OBJECTIVE
Work out the number of lines in the listing that include the string "Configureer". Reply with that number alone.

GIVEN DATA
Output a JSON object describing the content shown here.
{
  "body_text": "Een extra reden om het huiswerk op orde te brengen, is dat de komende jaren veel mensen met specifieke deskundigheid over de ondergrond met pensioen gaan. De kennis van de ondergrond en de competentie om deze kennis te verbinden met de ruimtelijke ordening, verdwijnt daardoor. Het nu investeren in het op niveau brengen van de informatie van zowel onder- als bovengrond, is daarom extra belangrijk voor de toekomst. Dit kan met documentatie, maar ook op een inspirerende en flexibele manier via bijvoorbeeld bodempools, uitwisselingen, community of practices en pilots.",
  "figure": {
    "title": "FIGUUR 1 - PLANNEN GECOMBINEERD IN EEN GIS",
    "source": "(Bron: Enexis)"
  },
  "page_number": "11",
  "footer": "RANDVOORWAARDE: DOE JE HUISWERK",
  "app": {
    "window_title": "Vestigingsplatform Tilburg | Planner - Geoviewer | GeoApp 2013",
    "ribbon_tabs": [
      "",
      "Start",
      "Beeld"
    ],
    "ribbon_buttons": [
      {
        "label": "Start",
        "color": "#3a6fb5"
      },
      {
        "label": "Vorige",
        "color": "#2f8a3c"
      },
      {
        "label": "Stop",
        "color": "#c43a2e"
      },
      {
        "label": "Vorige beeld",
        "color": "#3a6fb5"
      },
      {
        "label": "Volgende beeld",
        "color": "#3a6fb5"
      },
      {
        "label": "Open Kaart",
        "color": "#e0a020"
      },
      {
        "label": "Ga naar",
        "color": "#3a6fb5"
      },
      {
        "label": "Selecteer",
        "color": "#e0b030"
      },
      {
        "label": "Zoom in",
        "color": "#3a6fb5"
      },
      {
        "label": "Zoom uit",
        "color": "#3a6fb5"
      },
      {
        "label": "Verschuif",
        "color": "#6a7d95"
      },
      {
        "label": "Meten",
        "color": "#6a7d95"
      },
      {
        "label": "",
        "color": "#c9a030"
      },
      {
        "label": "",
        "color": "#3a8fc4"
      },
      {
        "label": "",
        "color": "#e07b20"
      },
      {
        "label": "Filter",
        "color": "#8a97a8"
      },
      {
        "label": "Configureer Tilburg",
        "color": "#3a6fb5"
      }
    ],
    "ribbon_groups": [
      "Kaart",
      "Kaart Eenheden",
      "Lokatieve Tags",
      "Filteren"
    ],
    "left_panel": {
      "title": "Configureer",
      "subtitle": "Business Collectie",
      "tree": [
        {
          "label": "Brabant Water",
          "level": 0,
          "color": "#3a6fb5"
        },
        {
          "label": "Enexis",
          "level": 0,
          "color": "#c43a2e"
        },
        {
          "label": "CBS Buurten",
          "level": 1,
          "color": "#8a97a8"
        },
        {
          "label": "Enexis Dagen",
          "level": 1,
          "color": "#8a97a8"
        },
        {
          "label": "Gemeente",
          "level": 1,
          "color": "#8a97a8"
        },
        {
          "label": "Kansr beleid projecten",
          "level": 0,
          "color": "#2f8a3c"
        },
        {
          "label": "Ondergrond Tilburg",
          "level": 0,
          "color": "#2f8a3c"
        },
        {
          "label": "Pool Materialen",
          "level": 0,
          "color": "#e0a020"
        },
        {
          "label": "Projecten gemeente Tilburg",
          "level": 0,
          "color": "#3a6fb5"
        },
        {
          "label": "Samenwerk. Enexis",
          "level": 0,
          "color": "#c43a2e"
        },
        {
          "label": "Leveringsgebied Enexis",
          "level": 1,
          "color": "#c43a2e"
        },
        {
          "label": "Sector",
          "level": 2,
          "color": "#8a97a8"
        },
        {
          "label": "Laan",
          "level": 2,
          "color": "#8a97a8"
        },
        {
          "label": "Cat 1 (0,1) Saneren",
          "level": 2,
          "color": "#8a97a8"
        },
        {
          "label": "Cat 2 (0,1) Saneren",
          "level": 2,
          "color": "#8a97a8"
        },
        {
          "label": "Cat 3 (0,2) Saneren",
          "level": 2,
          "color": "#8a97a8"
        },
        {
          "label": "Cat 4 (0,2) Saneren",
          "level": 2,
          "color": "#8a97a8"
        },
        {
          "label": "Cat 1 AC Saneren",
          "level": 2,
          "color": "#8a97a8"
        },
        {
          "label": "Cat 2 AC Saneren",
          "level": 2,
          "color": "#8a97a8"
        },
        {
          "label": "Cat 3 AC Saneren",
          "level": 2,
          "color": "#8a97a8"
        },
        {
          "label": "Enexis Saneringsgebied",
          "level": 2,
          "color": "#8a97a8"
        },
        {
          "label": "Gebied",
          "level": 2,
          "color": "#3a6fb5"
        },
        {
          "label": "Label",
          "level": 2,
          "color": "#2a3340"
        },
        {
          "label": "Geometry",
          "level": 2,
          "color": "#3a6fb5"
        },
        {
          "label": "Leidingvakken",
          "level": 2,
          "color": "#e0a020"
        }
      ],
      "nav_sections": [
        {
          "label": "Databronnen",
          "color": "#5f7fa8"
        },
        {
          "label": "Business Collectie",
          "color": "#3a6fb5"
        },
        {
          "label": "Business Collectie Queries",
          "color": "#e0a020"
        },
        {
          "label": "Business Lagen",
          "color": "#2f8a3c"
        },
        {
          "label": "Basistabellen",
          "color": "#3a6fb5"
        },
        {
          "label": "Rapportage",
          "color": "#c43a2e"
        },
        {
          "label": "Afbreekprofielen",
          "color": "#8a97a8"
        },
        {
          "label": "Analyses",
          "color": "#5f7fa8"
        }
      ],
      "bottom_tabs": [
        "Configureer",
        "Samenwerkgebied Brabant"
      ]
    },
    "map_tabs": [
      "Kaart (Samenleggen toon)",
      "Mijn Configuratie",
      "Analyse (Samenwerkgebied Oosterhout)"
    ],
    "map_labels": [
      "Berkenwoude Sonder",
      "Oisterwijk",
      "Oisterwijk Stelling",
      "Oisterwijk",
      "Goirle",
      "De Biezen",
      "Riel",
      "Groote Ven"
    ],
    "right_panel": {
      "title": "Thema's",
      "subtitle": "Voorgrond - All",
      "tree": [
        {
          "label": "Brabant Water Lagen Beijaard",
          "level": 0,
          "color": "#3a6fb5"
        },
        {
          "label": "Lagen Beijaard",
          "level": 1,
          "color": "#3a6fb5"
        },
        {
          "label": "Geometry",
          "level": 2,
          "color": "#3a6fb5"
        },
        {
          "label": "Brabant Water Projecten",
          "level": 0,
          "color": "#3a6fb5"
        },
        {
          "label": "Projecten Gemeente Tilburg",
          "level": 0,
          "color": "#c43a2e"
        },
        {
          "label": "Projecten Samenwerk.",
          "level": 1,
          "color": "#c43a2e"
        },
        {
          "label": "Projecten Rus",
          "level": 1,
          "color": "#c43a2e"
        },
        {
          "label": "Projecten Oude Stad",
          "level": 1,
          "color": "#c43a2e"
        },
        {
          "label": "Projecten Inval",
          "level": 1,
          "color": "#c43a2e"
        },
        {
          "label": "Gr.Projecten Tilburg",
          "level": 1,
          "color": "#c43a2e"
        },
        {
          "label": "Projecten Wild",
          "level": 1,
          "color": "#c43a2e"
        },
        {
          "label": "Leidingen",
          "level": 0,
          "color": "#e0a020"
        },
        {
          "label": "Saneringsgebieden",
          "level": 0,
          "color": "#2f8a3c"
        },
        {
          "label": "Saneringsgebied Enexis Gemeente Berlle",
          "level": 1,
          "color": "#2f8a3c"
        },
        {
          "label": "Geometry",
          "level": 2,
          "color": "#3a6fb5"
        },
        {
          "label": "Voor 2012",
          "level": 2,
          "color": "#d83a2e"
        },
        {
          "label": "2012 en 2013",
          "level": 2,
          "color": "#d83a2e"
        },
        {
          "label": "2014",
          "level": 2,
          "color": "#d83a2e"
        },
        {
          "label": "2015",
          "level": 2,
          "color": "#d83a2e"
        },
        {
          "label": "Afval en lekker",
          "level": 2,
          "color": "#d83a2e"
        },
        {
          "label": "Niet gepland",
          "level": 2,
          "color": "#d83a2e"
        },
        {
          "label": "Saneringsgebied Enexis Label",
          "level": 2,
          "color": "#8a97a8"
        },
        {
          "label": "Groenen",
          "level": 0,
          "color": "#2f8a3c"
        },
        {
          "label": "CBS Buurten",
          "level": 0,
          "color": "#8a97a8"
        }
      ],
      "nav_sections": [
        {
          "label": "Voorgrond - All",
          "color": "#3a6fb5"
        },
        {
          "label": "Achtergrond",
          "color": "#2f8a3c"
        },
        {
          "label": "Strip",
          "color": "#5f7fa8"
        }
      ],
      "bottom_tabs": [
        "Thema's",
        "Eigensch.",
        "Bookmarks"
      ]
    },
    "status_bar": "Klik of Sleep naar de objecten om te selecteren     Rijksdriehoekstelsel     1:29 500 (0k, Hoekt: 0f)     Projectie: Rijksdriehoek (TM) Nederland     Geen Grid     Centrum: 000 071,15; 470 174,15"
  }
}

OUTPUT BELOW
3